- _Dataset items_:
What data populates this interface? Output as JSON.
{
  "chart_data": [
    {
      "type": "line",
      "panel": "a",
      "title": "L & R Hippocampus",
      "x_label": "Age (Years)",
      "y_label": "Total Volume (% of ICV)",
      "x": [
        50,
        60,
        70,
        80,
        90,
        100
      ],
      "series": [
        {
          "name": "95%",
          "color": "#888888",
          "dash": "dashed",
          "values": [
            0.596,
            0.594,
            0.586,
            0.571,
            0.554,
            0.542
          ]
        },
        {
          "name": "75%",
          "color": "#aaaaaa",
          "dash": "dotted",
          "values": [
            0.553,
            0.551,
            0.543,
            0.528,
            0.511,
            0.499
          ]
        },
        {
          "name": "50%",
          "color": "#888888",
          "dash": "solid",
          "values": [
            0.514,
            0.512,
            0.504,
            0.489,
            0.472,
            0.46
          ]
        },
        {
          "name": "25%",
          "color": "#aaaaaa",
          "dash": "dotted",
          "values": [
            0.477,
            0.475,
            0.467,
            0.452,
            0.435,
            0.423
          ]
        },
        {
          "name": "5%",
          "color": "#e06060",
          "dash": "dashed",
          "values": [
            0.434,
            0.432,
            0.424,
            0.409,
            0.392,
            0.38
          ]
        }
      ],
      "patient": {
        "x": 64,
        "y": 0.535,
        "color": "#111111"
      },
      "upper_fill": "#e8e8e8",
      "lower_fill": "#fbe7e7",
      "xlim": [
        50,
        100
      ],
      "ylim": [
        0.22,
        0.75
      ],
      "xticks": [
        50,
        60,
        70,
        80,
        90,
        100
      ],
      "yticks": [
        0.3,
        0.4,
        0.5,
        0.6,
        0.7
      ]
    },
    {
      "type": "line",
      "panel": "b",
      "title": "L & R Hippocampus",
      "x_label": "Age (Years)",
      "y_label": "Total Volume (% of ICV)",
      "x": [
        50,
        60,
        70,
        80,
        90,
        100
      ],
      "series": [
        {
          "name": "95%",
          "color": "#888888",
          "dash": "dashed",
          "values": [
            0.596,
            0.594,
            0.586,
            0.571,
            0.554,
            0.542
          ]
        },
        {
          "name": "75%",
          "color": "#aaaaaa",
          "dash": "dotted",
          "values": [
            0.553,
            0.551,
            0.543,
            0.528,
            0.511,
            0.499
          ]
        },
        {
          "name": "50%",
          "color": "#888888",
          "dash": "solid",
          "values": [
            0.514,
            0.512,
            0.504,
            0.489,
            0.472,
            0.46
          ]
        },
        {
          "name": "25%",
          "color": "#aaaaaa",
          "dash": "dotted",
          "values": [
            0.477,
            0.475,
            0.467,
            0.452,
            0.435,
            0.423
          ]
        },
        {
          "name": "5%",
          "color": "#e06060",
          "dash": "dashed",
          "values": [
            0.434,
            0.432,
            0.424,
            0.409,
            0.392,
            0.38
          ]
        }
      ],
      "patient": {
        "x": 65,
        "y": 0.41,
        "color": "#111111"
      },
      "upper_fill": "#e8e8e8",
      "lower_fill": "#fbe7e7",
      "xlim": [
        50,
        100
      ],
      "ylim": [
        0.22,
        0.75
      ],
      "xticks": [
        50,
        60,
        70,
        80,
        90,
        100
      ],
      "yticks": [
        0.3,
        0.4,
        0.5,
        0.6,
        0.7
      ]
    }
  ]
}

- _EXERCISE AIM_:
Each entry above needs to be retyped exactly.

- _OUTPUT OF THE EXERCISE_:
What data populates this interface? Output as JSON.
{
  "chart_data": [
    {
      "type": "line",
      "panel": "a",
      "title": "L & R Hippocampus",
      "x_label": "Age (Years)",
      "y_label": "Total Volume (% of ICV)",
      "x": [
        50,
        60,
        70,
        80,
        90,
        100
      ],
      "series": [
        {
          "name": "95%",
          "color": "#888888",
          "dash": "dashed",
          "values": [
            0.596,
            0.594,
            0.586,
            0.571,
            0.554,
            0.542
          ]
        },
        {
          "name": "75%",
          "color": "#aaaaaa",
          "dash": "dotted",
          "values": [
            0.553,
            0.551,
            0.543,
            0.528,
            0.511,
            0.499
          ]
        },
        {
          "name": "50%",
          "color": "#888888",
          "dash": "solid",
          "values": [
            0.514,
            0.512,
            0.504,
            0.489,
            0.472,
            0.46
          ]
        },
        {
          "name": "25%",
          "color": "#aaaaaa",
          "dash": "dotted",
          "values": [
            0.477,
            0.475,
            0.467,
            0.452,
            0.435,
            0.423
          ]
        },
        {
          "name": "5%",
          "color": "#e06060",
          "dash": "dashed",
          "values": [
            0.434,
            0.432,
            0.424,
            0.409,
            0.392,
            0.38
          ]
        }
      ],
      "patient": {
        "x": 64,
        "y": 0.535,
        "color": "#111111"
      },
      "upper_fill": "#e8e8e8",
      "lower_fill": "#fbe7e7",
      "xlim": [
        50,
        100
      ],
      "ylim": [
        0.22,
        0.75
      ],
      "xticks": [
        50,
        60,
        70,
        80,
        90,
        100
      ],
      "yticks": [
        0.3,
        0.4,
        0.5,
        0.6,
        0.7
      ]
    },
    {
      "type": "line",
      "panel": "b",
      "title": "L & R Hippocampus",
      "x_label": "Age (Years)",
      "y_label": "Total Volume (% of ICV)",
      "x": [
        50,
        60,
        70,
        80,
        90,
        100
      ],
      "series": [
        {
          "name": "95%",
          "color": "#888888",
          "dash": "dashed",
          "values": [
            0.596,
            0.594,
            0.586,
            0.571,
            0.554,
            0.542
          ]
        },
        {
          "name": "75%",
          "color": "#aaaaaa",
          "dash": "dotted",
          "values": [
            0.553,
            0.551,
            0.543,
            0.528,
            0.511,
            0.499
          ]
        },
        {
          "name": "50%",
          "color": "#888888",
          "dash": "solid",
          "values": [
            0.514,
            0.512,
            0.504,
            0.489,
            0.472,
            0.46
          ]
        },
        {
          "name": "25%",
          "color": "#aaaaaa",
          "dash": "dotted",
          "values": [
            0.477,
            0.475,
            0.467,
            0.452,
            0.435,
            0.423
          ]
        },
        {
          "name": "5%",
          "color": "#e06060",
          "dash": "dashed",
          "values": [
            0.434,
            0.432,
            0.424,
            0.409,
            0.392,
            0.38
          ]
        }
      ],
      "patient": {
        "x": 65,
        "y": 0.41,
        "color": "#111111"
      },
      "upper_fill": "#e8e8e8",
      "lower_fill": "#fbe7e7",
      "xlim": [
        50,
        100
      ],
      "ylim": [
        0.22,
        0.75
      ],
      "xticks": [
        50,
        60,
        70,
        80,
        90,
        100
      ],
      "yticks": [
        0.3,
        0.4,
        0.5,
        0.6,
        0.7
      ]
    }
  ]
}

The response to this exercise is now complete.